* start *
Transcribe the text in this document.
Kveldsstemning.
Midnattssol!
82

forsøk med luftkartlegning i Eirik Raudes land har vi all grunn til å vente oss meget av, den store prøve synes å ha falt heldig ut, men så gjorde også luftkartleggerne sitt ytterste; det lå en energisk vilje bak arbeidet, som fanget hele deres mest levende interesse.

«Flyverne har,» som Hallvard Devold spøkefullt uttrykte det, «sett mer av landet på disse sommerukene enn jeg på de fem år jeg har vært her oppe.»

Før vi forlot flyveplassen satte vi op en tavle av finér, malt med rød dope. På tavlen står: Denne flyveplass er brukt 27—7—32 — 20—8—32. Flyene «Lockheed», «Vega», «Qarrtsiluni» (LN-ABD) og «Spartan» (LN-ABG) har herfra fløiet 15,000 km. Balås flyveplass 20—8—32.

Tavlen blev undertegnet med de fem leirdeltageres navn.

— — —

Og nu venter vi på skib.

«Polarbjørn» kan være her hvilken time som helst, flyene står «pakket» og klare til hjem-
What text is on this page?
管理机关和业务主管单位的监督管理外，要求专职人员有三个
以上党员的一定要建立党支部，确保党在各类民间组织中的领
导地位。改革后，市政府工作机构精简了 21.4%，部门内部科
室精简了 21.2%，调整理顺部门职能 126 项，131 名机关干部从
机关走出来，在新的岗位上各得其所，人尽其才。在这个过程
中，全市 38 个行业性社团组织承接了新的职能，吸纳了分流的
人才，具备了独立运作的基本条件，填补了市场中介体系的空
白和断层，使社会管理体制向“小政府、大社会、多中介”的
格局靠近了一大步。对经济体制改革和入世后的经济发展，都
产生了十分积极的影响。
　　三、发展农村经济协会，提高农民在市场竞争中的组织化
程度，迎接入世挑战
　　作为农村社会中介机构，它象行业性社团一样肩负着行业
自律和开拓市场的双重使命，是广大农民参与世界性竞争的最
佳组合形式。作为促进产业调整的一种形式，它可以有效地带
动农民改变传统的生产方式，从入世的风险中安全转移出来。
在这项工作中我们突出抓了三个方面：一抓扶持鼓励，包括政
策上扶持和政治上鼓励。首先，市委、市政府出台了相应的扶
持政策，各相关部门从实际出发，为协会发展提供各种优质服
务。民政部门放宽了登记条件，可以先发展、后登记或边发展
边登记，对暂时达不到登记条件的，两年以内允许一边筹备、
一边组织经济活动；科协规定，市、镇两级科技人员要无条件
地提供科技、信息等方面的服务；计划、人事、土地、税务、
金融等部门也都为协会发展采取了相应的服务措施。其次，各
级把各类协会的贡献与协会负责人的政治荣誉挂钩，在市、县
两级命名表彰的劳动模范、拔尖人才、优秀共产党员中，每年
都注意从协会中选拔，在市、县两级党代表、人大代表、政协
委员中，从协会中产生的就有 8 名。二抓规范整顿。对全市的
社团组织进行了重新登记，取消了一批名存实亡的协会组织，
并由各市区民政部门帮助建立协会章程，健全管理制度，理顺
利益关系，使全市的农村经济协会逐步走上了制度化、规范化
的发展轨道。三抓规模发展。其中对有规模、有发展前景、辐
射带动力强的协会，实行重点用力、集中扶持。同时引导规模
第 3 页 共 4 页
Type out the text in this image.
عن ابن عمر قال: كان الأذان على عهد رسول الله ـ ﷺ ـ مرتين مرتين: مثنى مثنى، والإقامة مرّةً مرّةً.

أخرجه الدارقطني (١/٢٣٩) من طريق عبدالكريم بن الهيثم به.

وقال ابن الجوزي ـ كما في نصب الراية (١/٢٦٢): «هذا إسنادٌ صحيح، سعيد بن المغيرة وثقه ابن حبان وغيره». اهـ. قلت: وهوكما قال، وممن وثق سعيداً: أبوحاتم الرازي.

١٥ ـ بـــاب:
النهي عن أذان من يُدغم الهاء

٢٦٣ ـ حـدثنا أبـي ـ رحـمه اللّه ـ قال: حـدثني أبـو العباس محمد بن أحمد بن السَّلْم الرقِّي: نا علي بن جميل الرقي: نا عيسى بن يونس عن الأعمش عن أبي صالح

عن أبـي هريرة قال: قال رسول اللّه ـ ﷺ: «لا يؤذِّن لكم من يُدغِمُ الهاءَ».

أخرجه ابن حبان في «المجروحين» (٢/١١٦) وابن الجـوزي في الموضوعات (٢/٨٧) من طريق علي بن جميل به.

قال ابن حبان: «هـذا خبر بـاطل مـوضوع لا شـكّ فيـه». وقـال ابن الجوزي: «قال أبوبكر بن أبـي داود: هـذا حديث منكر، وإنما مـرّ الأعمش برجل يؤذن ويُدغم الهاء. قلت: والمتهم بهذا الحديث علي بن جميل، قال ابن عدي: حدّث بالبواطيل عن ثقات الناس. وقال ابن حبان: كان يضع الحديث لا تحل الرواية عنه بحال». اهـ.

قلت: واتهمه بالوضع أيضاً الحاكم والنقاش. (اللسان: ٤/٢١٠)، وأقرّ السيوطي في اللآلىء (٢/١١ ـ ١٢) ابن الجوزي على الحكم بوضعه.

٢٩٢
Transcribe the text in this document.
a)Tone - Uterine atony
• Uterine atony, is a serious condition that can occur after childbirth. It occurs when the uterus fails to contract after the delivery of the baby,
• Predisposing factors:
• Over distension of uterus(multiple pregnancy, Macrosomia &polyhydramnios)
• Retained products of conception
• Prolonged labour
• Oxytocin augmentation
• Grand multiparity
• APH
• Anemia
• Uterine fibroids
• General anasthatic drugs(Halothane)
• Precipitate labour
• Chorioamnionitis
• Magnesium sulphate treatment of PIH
* end *
WORK INSTRUCTIONS:
Copy out the whole listing exactly.

RESPONSE:
Transcribe the text in this document.
Kveldsstemning.
Midnattssol!
82

forsøk med luftkartlegning i Eirik Raudes land har vi all grunn til å vente oss meget av, den store prøve synes å ha falt heldig ut, men så gjorde også luftkartleggerne sitt ytterste; det lå en energisk vilje bak arbeidet, som fanget hele deres mest levende interesse.

«Flyverne har,» som Hallvard Devold spøkefullt uttrykte det, «sett mer av landet på disse sommerukene enn jeg på de fem år jeg har vært her oppe.»

Før vi forlot flyveplassen satte vi op en tavle av finér, malt med rød dope. På tavlen står: Denne flyveplass er brukt 27—7—32 — 20—8—32. Flyene «Lockheed», «Vega», «Qarrtsiluni» (LN-ABD) og «Spartan» (LN-ABG) har herfra fløiet 15,000 km. Balås flyveplass 20—8—32.

Tavlen blev undertegnet med de fem leirdeltageres navn.

— — —

Og nu venter vi på skib.

«Polarbjørn» kan være her hvilken time som helst, flyene står «pakket» og klare til hjem-
What text is on this page?
管理机关和业务主管单位的监督管理外，要求专职人员有三个
以上党员的一定要建立党支部，确保党在各类民间组织中的领
导地位。改革后，市政府工作机构精简了 21.4%，部门内部科
室精简了 21.2%，调整理顺部门职能 126 项，131 名机关干部从
机关走出来，在新的岗位上各得其所，人尽其才。在这个过程
中，全市 38 个行业性社团组织承接了新的职能，吸纳了分流的
人才，具备了独立运作的基本条件，填补了市场中介体系的空
白和断层，使社会管理体制向“小政府、大社会、多中介”的
格局靠近了一大步。对经济体制改革和入世后的经济发展，都
产生了十分积极的影响。
　　三、发展农村经济协会，提高农民在市场竞争中的组织化
程度，迎接入世挑战
　　作为农村社会中介机构，它象行业性社团一样肩负着行业
自律和开拓市场的双重使命，是广大农民参与世界性竞争的最
佳组合形式。作为促进产业调整的一种形式，它可以有效地带
动农民改变传统的生产方式，从入世的风险中安全转移出来。
在这项工作中我们突出抓了三个方面：一抓扶持鼓励，包括政
策上扶持和政治上鼓励。首先，市委、市政府出台了相应的扶
持政策，各相关部门从实际出发，为协会发展提供各种优质服
务。民政部门放宽了登记条件，可以先发展、后登记或边发展
边登记，对暂时达不到登记条件的，两年以内允许一边筹备、
一边组织经济活动；科协规定，市、镇两级科技人员要无条件
地提供科技、信息等方面的服务；计划、人事、土地、税务、
金融等部门也都为协会发展采取了相应的服务措施。其次，各
级把各类协会的贡献与协会负责人的政治荣誉挂钩，在市、县
两级命名表彰的劳动模范、拔尖人才、优秀共产党员中，每年
都注意从协会中选拔，在市、县两级党代表、人大代表、政协
委员中，从协会中产生的就有 8 名。二抓规范整顿。对全市的
社团组织进行了重新登记，取消了一批名存实亡的协会组织，
并由各市区民政部门帮助建立协会章程，健全管理制度，理顺
利益关系，使全市的农村经济协会逐步走上了制度化、规范化
的发展轨道。三抓规模发展。其中对有规模、有发展前景、辐
射带动力强的协会，实行重点用力、集中扶持。同时引导规模
第 3 页 共 4 页
Type out the text in this image.
عن ابن عمر قال: كان الأذان على عهد رسول الله ـ ﷺ ـ مرتين مرتين: مثنى مثنى، والإقامة مرّةً مرّةً.

أخرجه الدارقطني (١/٢٣٩) من طريق عبدالكريم بن الهيثم به.

وقال ابن الجوزي ـ كما في نصب الراية (١/٢٦٢): «هذا إسنادٌ صحيح، سعيد بن المغيرة وثقه ابن حبان وغيره». اهـ. قلت: وهوكما قال، وممن وثق سعيداً: أبوحاتم الرازي.

١٥ ـ بـــاب:
النهي عن أذان من يُدغم الهاء

٢٦٣ ـ حـدثنا أبـي ـ رحـمه اللّه ـ قال: حـدثني أبـو العباس محمد بن أحمد بن السَّلْم الرقِّي: نا علي بن جميل الرقي: نا عيسى بن يونس عن الأعمش عن أبي صالح

عن أبـي هريرة قال: قال رسول اللّه ـ ﷺ: «لا يؤذِّن لكم من يُدغِمُ الهاءَ».

أخرجه ابن حبان في «المجروحين» (٢/١١٦) وابن الجـوزي في الموضوعات (٢/٨٧) من طريق علي بن جميل به.

قال ابن حبان: «هـذا خبر بـاطل مـوضوع لا شـكّ فيـه». وقـال ابن الجوزي: «قال أبوبكر بن أبـي داود: هـذا حديث منكر، وإنما مـرّ الأعمش برجل يؤذن ويُدغم الهاء. قلت: والمتهم بهذا الحديث علي بن جميل، قال ابن عدي: حدّث بالبواطيل عن ثقات الناس. وقال ابن حبان: كان يضع الحديث لا تحل الرواية عنه بحال». اهـ.

قلت: واتهمه بالوضع أيضاً الحاكم والنقاش. (اللسان: ٤/٢١٠)، وأقرّ السيوطي في اللآلىء (٢/١١ ـ ١٢) ابن الجوزي على الحكم بوضعه.

٢٩٢
Transcribe the text in this document.
a)Tone - Uterine atony
• Uterine atony, is a serious condition that can occur after childbirth. It occurs when the uterus fails to contract after the delivery of the baby,
• Predisposing factors:
• Over distension of uterus(multiple pregnancy, Macrosomia &polyhydramnios)
• Retained products of conception
• Prolonged labour
• Oxytocin augmentation
• Grand multiparity
• APH
• Anemia
• Uterine fibroids
• General anasthatic drugs(Halothane)
• Precipitate labour
• Chorioamnionitis
• Magnesium sulphate treatment of PIH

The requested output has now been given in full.